Please retype the records below exactly, leaving out any pictures.

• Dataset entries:

────

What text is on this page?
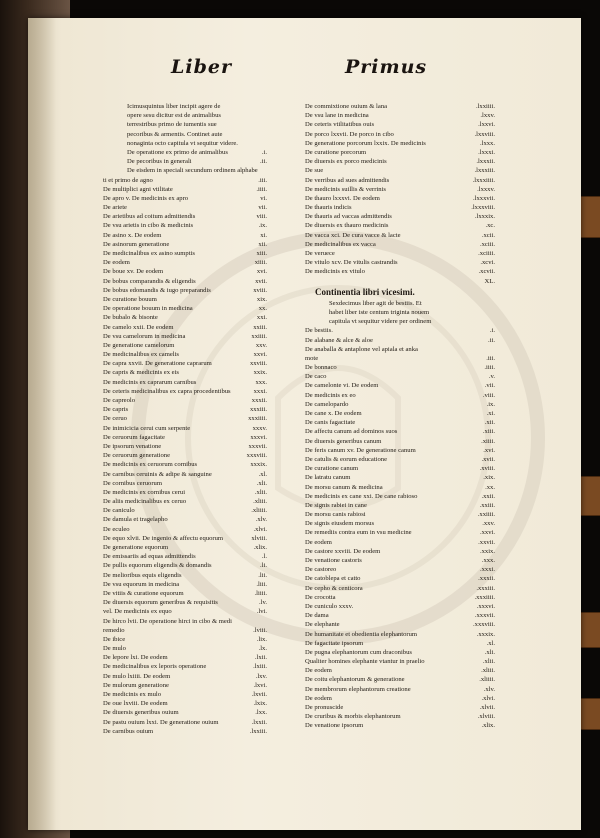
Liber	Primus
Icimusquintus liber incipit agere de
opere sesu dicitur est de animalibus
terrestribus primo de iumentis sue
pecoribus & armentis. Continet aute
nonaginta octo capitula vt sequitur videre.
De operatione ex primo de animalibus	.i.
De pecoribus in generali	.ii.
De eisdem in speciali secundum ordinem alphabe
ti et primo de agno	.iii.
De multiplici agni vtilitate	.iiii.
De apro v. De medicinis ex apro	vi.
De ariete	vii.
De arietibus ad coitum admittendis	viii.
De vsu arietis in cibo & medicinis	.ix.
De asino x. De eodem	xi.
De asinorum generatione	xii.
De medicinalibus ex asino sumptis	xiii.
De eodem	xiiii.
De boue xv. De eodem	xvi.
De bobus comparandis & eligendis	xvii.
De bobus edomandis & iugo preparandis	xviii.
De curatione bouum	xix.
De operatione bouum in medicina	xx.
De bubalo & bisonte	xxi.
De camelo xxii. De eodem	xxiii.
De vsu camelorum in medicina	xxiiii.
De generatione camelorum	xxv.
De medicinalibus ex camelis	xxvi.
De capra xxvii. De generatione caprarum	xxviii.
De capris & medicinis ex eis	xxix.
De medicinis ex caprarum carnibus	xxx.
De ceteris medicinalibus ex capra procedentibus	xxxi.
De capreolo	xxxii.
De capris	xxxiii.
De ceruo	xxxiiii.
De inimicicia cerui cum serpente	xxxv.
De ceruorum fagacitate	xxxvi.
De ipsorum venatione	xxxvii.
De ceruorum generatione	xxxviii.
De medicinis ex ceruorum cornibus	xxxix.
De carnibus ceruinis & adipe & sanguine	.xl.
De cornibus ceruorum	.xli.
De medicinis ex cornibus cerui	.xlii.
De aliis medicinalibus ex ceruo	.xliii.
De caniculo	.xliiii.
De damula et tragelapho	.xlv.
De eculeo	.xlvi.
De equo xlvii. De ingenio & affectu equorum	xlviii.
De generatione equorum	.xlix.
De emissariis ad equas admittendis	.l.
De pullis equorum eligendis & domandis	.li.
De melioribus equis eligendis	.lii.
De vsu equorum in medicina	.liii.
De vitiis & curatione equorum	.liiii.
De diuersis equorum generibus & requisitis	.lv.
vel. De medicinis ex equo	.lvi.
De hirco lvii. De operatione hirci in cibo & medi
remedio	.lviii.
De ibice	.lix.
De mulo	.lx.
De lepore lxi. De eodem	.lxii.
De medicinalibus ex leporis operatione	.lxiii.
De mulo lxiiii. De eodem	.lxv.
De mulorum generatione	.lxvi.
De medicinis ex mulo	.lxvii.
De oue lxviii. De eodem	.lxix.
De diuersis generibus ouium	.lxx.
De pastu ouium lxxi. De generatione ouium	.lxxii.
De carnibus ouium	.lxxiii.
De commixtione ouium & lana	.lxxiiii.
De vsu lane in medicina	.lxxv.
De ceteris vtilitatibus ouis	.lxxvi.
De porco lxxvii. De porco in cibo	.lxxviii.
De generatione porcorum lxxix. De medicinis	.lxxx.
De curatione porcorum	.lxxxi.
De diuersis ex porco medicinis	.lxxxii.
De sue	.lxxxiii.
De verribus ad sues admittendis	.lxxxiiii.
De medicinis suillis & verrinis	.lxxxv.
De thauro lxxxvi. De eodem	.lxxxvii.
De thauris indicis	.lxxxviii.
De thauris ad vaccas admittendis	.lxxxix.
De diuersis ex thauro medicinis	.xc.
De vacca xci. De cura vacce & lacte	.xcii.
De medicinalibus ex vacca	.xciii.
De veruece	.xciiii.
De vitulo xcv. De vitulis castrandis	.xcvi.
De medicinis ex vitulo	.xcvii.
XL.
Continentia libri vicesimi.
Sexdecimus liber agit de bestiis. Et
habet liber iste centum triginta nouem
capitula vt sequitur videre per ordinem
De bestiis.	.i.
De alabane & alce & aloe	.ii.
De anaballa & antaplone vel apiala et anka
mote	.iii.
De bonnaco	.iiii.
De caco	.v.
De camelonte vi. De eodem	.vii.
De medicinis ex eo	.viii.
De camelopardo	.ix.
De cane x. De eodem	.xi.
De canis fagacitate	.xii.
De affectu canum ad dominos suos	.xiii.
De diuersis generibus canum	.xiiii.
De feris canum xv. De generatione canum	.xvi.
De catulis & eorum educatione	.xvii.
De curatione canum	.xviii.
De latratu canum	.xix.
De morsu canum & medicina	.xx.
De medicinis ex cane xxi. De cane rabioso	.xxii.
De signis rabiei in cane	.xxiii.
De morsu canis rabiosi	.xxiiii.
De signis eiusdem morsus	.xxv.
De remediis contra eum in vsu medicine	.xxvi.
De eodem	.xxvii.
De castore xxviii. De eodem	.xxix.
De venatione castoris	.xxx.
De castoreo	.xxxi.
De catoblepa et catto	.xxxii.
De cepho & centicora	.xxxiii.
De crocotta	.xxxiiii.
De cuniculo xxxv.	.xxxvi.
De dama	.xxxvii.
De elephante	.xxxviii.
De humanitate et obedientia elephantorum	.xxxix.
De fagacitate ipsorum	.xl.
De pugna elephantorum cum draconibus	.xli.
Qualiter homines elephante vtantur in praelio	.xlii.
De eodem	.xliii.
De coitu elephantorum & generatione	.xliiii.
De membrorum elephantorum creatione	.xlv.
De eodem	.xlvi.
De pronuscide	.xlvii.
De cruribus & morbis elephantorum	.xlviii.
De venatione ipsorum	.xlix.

────

• Exercise solution:
What text is on this page?
Liber	Primus
Icimusquintus liber incipit agere de
opere sesu dicitur est de animalibus
terrestribus primo de iumentis sue
pecoribus & armentis. Continet aute
nonaginta octo capitula vt sequitur videre.
De operatione ex primo de animalibus	.i.
De pecoribus in generali	.ii.
De eisdem in speciali secundum ordinem alphabe
ti et primo de agno	.iii.
De multiplici agni vtilitate	.iiii.
De apro v. De medicinis ex apro	vi.
De ariete	vii.
De arietibus ad coitum admittendis	viii.
De vsu arietis in cibo & medicinis	.ix.
De asino x. De eodem	xi.
De asinorum generatione	xii.
De medicinalibus ex asino sumptis	xiii.
De eodem	xiiii.
De boue xv. De eodem	xvi.
De bobus comparandis & eligendis	xvii.
De bobus edomandis & iugo preparandis	xviii.
De curatione bouum	xix.
De operatione bouum in medicina	xx.
De bubalo & bisonte	xxi.
De camelo xxii. De eodem	xxiii.
De vsu camelorum in medicina	xxiiii.
De generatione camelorum	xxv.
De medicinalibus ex camelis	xxvi.
De capra xxvii. De generatione caprarum	xxviii.
De capris & medicinis ex eis	xxix.
De medicinis ex caprarum carnibus	xxx.
De ceteris medicinalibus ex capra procedentibus	xxxi.
De capreolo	xxxii.
De capris	xxxiii.
De ceruo	xxxiiii.
De inimicicia cerui cum serpente	xxxv.
De ceruorum fagacitate	xxxvi.
De ipsorum venatione	xxxvii.
De ceruorum generatione	xxxviii.
De medicinis ex ceruorum cornibus	xxxix.
De carnibus ceruinis & adipe & sanguine	.xl.
De cornibus ceruorum	.xli.
De medicinis ex cornibus cerui	.xlii.
De aliis medicinalibus ex ceruo	.xliii.
De caniculo	.xliiii.
De damula et tragelapho	.xlv.
De eculeo	.xlvi.
De equo xlvii. De ingenio & affectu equorum	xlviii.
De generatione equorum	.xlix.
De emissariis ad equas admittendis	.l.
De pullis equorum eligendis & domandis	.li.
De melioribus equis eligendis	.lii.
De vsu equorum in medicina	.liii.
De vitiis & curatione equorum	.liiii.
De diuersis equorum generibus & requisitis	.lv.
vel. De medicinis ex equo	.lvi.
De hirco lvii. De operatione hirci in cibo & medi
remedio	.lviii.
De ibice	.lix.
De mulo	.lx.
De lepore lxi. De eodem	.lxii.
De medicinalibus ex leporis operatione	.lxiii.
De mulo lxiiii. De eodem	.lxv.
De mulorum generatione	.lxvi.
De medicinis ex mulo	.lxvii.
De oue lxviii. De eodem	.lxix.
De diuersis generibus ouium	.lxx.
De pastu ouium lxxi. De generatione ouium	.lxxii.
De carnibus ouium	.lxxiii.
De commixtione ouium & lana	.lxxiiii.
De vsu lane in medicina	.lxxv.
De ceteris vtilitatibus ouis	.lxxvi.
De porco lxxvii. De porco in cibo	.lxxviii.
De generatione porcorum lxxix. De medicinis	.lxxx.
De curatione porcorum	.lxxxi.
De diuersis ex porco medicinis	.lxxxii.
De sue	.lxxxiii.
De verribus ad sues admittendis	.lxxxiiii.
De medicinis suillis & verrinis	.lxxxv.
De thauro lxxxvi. De eodem	.lxxxvii.
De thauris indicis	.lxxxviii.
De thauris ad vaccas admittendis	.lxxxix.
De diuersis ex thauro medicinis	.xc.
De vacca xci. De cura vacce & lacte	.xcii.
De medicinalibus ex vacca	.xciii.
De veruece	.xciiii.
De vitulo xcv. De vitulis castrandis	.xcvi.
De medicinis ex vitulo	.xcvii.
XL.
Continentia libri vicesimi.
Sexdecimus liber agit de bestiis. Et
habet liber iste centum triginta nouem
capitula vt sequitur videre per ordinem
De bestiis.	.i.
De alabane & alce & aloe	.ii.
De anaballa & antaplone vel apiala et anka
mote	.iii.
De bonnaco	.iiii.
De caco	.v.
De camelonte vi. De eodem	.vii.
De medicinis ex eo	.viii.
De camelopardo	.ix.
De cane x. De eodem	.xi.
De canis fagacitate	.xii.
De affectu canum ad dominos suos	.xiii.
De diuersis generibus canum	.xiiii.
De feris canum xv. De generatione canum	.xvi.
De catulis & eorum educatione	.xvii.
De curatione canum	.xviii.
De latratu canum	.xix.
De morsu canum & medicina	.xx.
De medicinis ex cane xxi. De cane rabioso	.xxii.
De signis rabiei in cane	.xxiii.
De morsu canis rabiosi	.xxiiii.
De signis eiusdem morsus	.xxv.
De remediis contra eum in vsu medicine	.xxvi.
De eodem	.xxvii.
De castore xxviii. De eodem	.xxix.
De venatione castoris	.xxx.
De castoreo	.xxxi.
De catoblepa et catto	.xxxii.
De cepho & centicora	.xxxiii.
De crocotta	.xxxiiii.
De cuniculo xxxv.	.xxxvi.
De dama	.xxxvii.
De elephante	.xxxviii.
De humanitate et obedientia elephantorum	.xxxix.
De fagacitate ipsorum	.xl.
De pugna elephantorum cum draconibus	.xli.
Qualiter homines elephante vtantur in praelio	.xlii.
De eodem	.xliii.
De coitu elephantorum & generatione	.xliiii.
De membrorum elephantorum creatione	.xlv.
De eodem	.xlvi.
De pronuscide	.xlvii.
De cruribus & morbis elephantorum	.xlviii.
De venatione ipsorum	.xlix.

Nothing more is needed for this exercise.